- _Goal of the exercise_:
Tally the lines holding the word "wilcox" and state the count by itself.

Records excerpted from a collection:
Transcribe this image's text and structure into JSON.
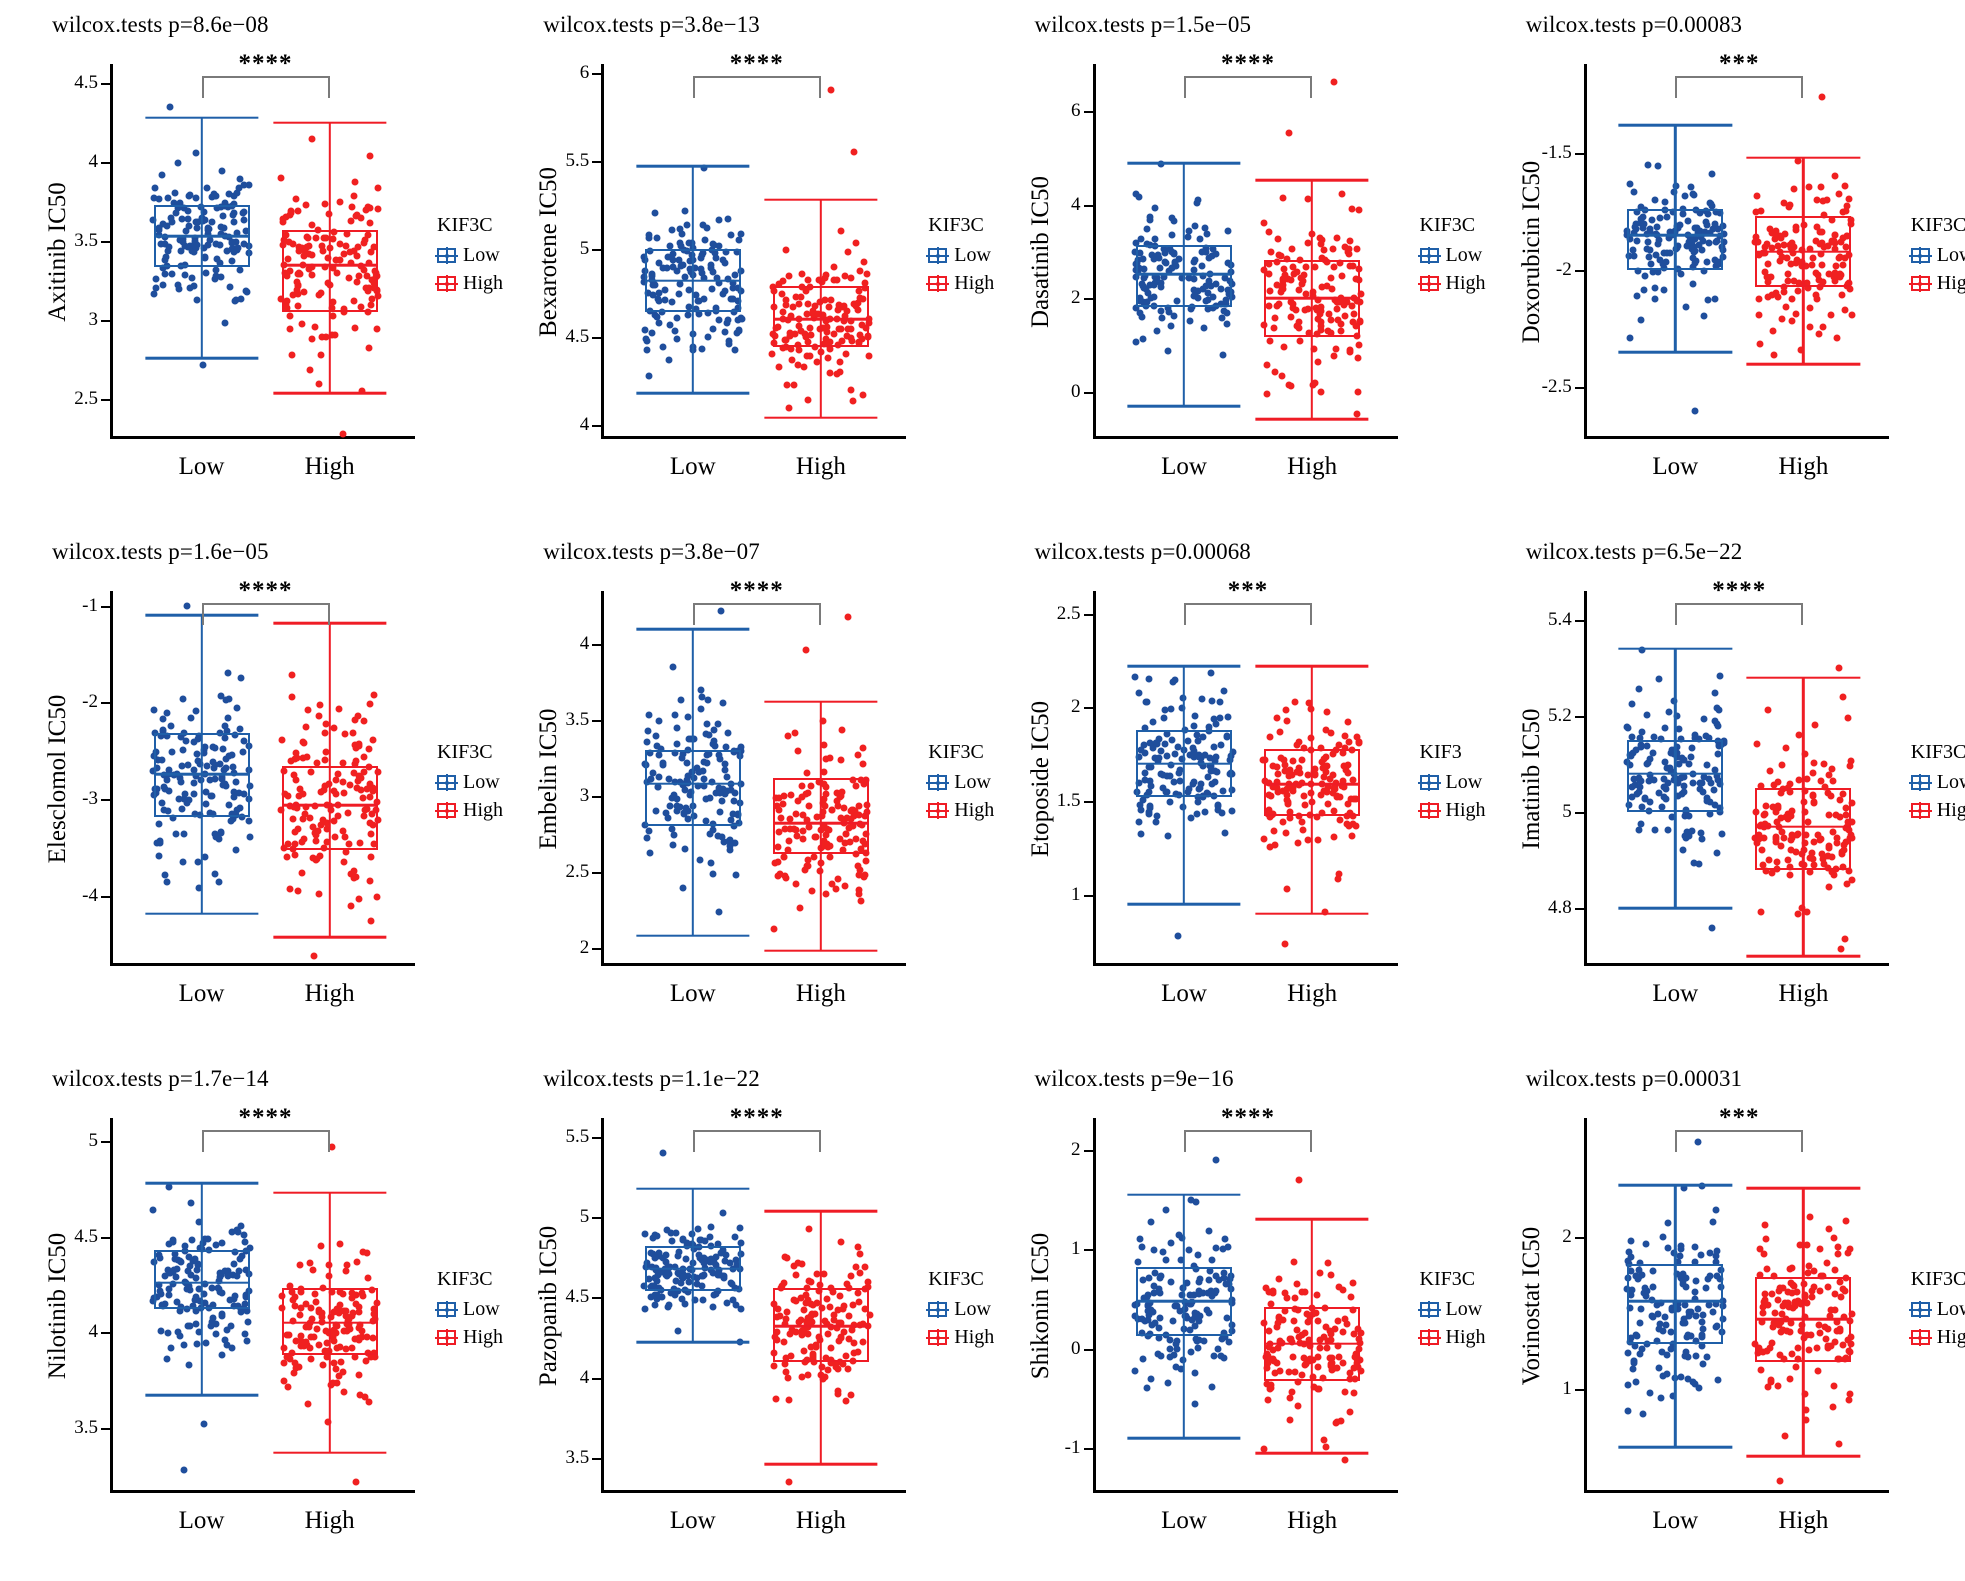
{
  "figure": {
    "group_labels": [
      "Low",
      "High"
    ],
    "colors": {
      "low": "#1f5fa8",
      "high": "#ef1c25",
      "low_dot": "#1f4e9c",
      "high_dot": "#f02020",
      "sigbar": "#7a7a7a"
    },
    "legend_defaults": {
      "title": "KIF3C",
      "items": [
        "Low",
        "High"
      ]
    }
  },
  "chart_data": [
    {
      "type": "box",
      "index": 0,
      "title": "wilcox.tests p=8.6e−08",
      "ylabel": "Axitinib IC50",
      "xlabel": "",
      "significance": "****",
      "legend": {
        "title": "KIF3C",
        "items": [
          "Low",
          "High"
        ]
      },
      "categories": [
        "Low",
        "High"
      ],
      "yticks": [
        2.5,
        3.0,
        3.5,
        4.0,
        4.5
      ],
      "ylim": [
        2.25,
        4.62
      ],
      "series": [
        {
          "name": "Low",
          "median": 3.53,
          "q1": 3.34,
          "q3": 3.73,
          "whisker_low": 2.76,
          "whisker_high": 4.28,
          "outliers": [
            4.35,
            2.72
          ]
        },
        {
          "name": "High",
          "median": 3.35,
          "q1": 3.05,
          "q3": 3.57,
          "whisker_low": 2.54,
          "whisker_high": 4.25,
          "outliers": [
            2.28
          ]
        }
      ]
    },
    {
      "type": "box",
      "index": 1,
      "title": "wilcox.tests p=3.8e−13",
      "ylabel": "Bexarotene IC50",
      "xlabel": "",
      "significance": "****",
      "legend": {
        "title": "KIF3C",
        "items": [
          "Low",
          "High"
        ]
      },
      "categories": [
        "Low",
        "High"
      ],
      "yticks": [
        4.0,
        4.5,
        5.0,
        5.5,
        6.0
      ],
      "ylim": [
        3.92,
        6.05
      ],
      "series": [
        {
          "name": "Low",
          "median": 4.82,
          "q1": 4.64,
          "q3": 5.0,
          "whisker_low": 4.18,
          "whisker_high": 5.47,
          "outliers": [
            5.46
          ]
        },
        {
          "name": "High",
          "median": 4.6,
          "q1": 4.44,
          "q3": 4.79,
          "whisker_low": 4.04,
          "whisker_high": 5.28,
          "outliers": [
            5.9,
            5.55
          ]
        }
      ]
    },
    {
      "type": "box",
      "index": 2,
      "title": "wilcox.tests p=1.5e−05",
      "ylabel": "Dasatinib IC50",
      "xlabel": "",
      "significance": "****",
      "legend": {
        "title": "KIF3C",
        "items": [
          "Low",
          "High"
        ]
      },
      "categories": [
        "Low",
        "High"
      ],
      "yticks": [
        0,
        2,
        4,
        6
      ],
      "ylim": [
        -1.0,
        7.0
      ],
      "series": [
        {
          "name": "Low",
          "median": 2.52,
          "q1": 1.82,
          "q3": 3.14,
          "whisker_low": -0.3,
          "whisker_high": 4.88,
          "outliers": [
            4.86
          ]
        },
        {
          "name": "High",
          "median": 2.0,
          "q1": 1.18,
          "q3": 2.82,
          "whisker_low": -0.58,
          "whisker_high": 4.52,
          "outliers": [
            6.62,
            5.52
          ]
        }
      ]
    },
    {
      "type": "box",
      "index": 3,
      "title": "wilcox.tests p=0.00083",
      "ylabel": "Doxorubicin IC50",
      "xlabel": "",
      "significance": "***",
      "legend": {
        "title": "KIF3C",
        "items": [
          "Low",
          "High"
        ]
      },
      "categories": [
        "Low",
        "High"
      ],
      "yticks": [
        -2.5,
        -2.0,
        -1.5
      ],
      "ylim": [
        -2.72,
        -1.12
      ],
      "series": [
        {
          "name": "Low",
          "median": -1.85,
          "q1": -2.0,
          "q3": -1.74,
          "whisker_low": -2.35,
          "whisker_high": -1.38,
          "outliers": [
            -2.6
          ]
        },
        {
          "name": "High",
          "median": -1.92,
          "q1": -2.07,
          "q3": -1.77,
          "whisker_low": -2.4,
          "whisker_high": -1.52,
          "outliers": [
            -1.26
          ]
        }
      ]
    },
    {
      "type": "box",
      "index": 4,
      "title": "wilcox.tests p=1.6e−05",
      "ylabel": "Elesclomol IC50",
      "xlabel": "",
      "significance": "****",
      "legend": {
        "title": "KIF3C",
        "items": [
          "Low",
          "High"
        ]
      },
      "categories": [
        "Low",
        "High"
      ],
      "yticks": [
        -4,
        -3,
        -2,
        -1
      ],
      "ylim": [
        -4.72,
        -0.85
      ],
      "series": [
        {
          "name": "Low",
          "median": -2.74,
          "q1": -3.18,
          "q3": -2.32,
          "whisker_low": -4.18,
          "whisker_high": -1.1,
          "outliers": [
            -1.0
          ]
        },
        {
          "name": "High",
          "median": -3.06,
          "q1": -3.52,
          "q3": -2.66,
          "whisker_low": -4.42,
          "whisker_high": -1.18,
          "outliers": [
            -4.62
          ]
        }
      ]
    },
    {
      "type": "box",
      "index": 5,
      "title": "wilcox.tests p=3.8e−07",
      "ylabel": "Embelin IC50",
      "xlabel": "",
      "significance": "****",
      "legend": {
        "title": "KIF3C",
        "items": [
          "Low",
          "High"
        ]
      },
      "categories": [
        "Low",
        "High"
      ],
      "yticks": [
        2.0,
        2.5,
        3.0,
        3.5,
        4.0
      ],
      "ylim": [
        1.88,
        4.35
      ],
      "series": [
        {
          "name": "Low",
          "median": 3.08,
          "q1": 2.8,
          "q3": 3.3,
          "whisker_low": 2.08,
          "whisker_high": 4.1,
          "outliers": [
            4.22
          ]
        },
        {
          "name": "High",
          "median": 2.82,
          "q1": 2.62,
          "q3": 3.12,
          "whisker_low": 1.98,
          "whisker_high": 3.62,
          "outliers": [
            4.18,
            3.96
          ]
        }
      ]
    },
    {
      "type": "box",
      "index": 6,
      "title": "wilcox.tests p=0.00068",
      "ylabel": "Etoposide IC50",
      "xlabel": "",
      "significance": "***",
      "legend": {
        "title": "KIF3",
        "items": [
          "Low",
          "High"
        ]
      },
      "categories": [
        "Low",
        "High"
      ],
      "yticks": [
        1.0,
        1.5,
        2.0,
        2.5
      ],
      "ylim": [
        0.62,
        2.62
      ],
      "series": [
        {
          "name": "Low",
          "median": 1.7,
          "q1": 1.52,
          "q3": 1.88,
          "whisker_low": 0.95,
          "whisker_high": 2.22,
          "outliers": [
            0.78
          ]
        },
        {
          "name": "High",
          "median": 1.59,
          "q1": 1.42,
          "q3": 1.78,
          "whisker_low": 0.9,
          "whisker_high": 2.22,
          "outliers": [
            0.74
          ]
        }
      ]
    },
    {
      "type": "box",
      "index": 7,
      "title": "wilcox.tests p=6.5e−22",
      "ylabel": "Imatinib IC50",
      "xlabel": "",
      "significance": "****",
      "legend": {
        "title": "KIF3C",
        "items": [
          "Low",
          "High"
        ]
      },
      "categories": [
        "Low",
        "High"
      ],
      "yticks": [
        4.8,
        5.0,
        5.2,
        5.4
      ],
      "ylim": [
        4.68,
        5.46
      ],
      "series": [
        {
          "name": "Low",
          "median": 5.08,
          "q1": 5.0,
          "q3": 5.15,
          "whisker_low": 4.8,
          "whisker_high": 5.34,
          "outliers": [
            4.76
          ]
        },
        {
          "name": "High",
          "median": 4.97,
          "q1": 4.88,
          "q3": 5.05,
          "whisker_low": 4.7,
          "whisker_high": 5.28,
          "outliers": [
            5.3
          ]
        }
      ]
    },
    {
      "type": "box",
      "index": 8,
      "title": "wilcox.tests p=1.7e−14",
      "ylabel": "Nilotinib IC50",
      "xlabel": "",
      "significance": "****",
      "legend": {
        "title": "KIF3C",
        "items": [
          "Low",
          "High"
        ]
      },
      "categories": [
        "Low",
        "High"
      ],
      "yticks": [
        3.5,
        4.0,
        4.5,
        5.0
      ],
      "ylim": [
        3.16,
        5.12
      ],
      "series": [
        {
          "name": "Low",
          "median": 4.26,
          "q1": 4.12,
          "q3": 4.43,
          "whisker_low": 3.67,
          "whisker_high": 4.78,
          "outliers": [
            3.52,
            3.28
          ]
        },
        {
          "name": "High",
          "median": 4.05,
          "q1": 3.88,
          "q3": 4.23,
          "whisker_low": 3.37,
          "whisker_high": 4.73,
          "outliers": [
            4.97,
            3.22
          ]
        }
      ]
    },
    {
      "type": "box",
      "index": 9,
      "title": "wilcox.tests p=1.1e−22",
      "ylabel": "Pazopanib IC50",
      "xlabel": "",
      "significance": "****",
      "legend": {
        "title": "KIF3C",
        "items": [
          "Low",
          "High"
        ]
      },
      "categories": [
        "Low",
        "High"
      ],
      "yticks": [
        3.5,
        4.0,
        4.5,
        5.0,
        5.5
      ],
      "ylim": [
        3.28,
        5.62
      ],
      "series": [
        {
          "name": "Low",
          "median": 4.68,
          "q1": 4.54,
          "q3": 4.82,
          "whisker_low": 4.22,
          "whisker_high": 5.18,
          "outliers": [
            5.4
          ]
        },
        {
          "name": "High",
          "median": 4.32,
          "q1": 4.1,
          "q3": 4.56,
          "whisker_low": 3.46,
          "whisker_high": 5.04,
          "outliers": [
            3.35
          ]
        }
      ]
    },
    {
      "type": "box",
      "index": 10,
      "title": "wilcox.tests p=9e−16",
      "ylabel": "Shikonin IC50",
      "xlabel": "",
      "significance": "****",
      "legend": {
        "title": "KIF3C",
        "items": [
          "Low",
          "High"
        ]
      },
      "categories": [
        "Low",
        "High"
      ],
      "yticks": [
        -1,
        0,
        1,
        2
      ],
      "ylim": [
        -1.45,
        2.32
      ],
      "series": [
        {
          "name": "Low",
          "median": 0.48,
          "q1": 0.13,
          "q3": 0.82,
          "whisker_low": -0.9,
          "whisker_high": 1.55,
          "outliers": [
            1.9
          ]
        },
        {
          "name": "High",
          "median": 0.05,
          "q1": -0.32,
          "q3": 0.42,
          "whisker_low": -1.05,
          "whisker_high": 1.3,
          "outliers": [
            1.7,
            -1.12
          ]
        }
      ]
    },
    {
      "type": "box",
      "index": 11,
      "title": "wilcox.tests p=0.00031",
      "ylabel": "Vorinostat IC50",
      "xlabel": "",
      "significance": "***",
      "legend": {
        "title": "KIF3C",
        "items": [
          "Low",
          "High"
        ]
      },
      "categories": [
        "Low",
        "High"
      ],
      "yticks": [
        1,
        2
      ],
      "ylim": [
        0.32,
        2.78
      ],
      "series": [
        {
          "name": "Low",
          "median": 1.58,
          "q1": 1.3,
          "q3": 1.82,
          "whisker_low": 0.62,
          "whisker_high": 2.34,
          "outliers": [
            2.62
          ]
        },
        {
          "name": "High",
          "median": 1.46,
          "q1": 1.18,
          "q3": 1.74,
          "whisker_low": 0.56,
          "whisker_high": 2.32,
          "outliers": [
            0.4
          ]
        }
      ]
    }
  ]
}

- _Solution for this task_:
12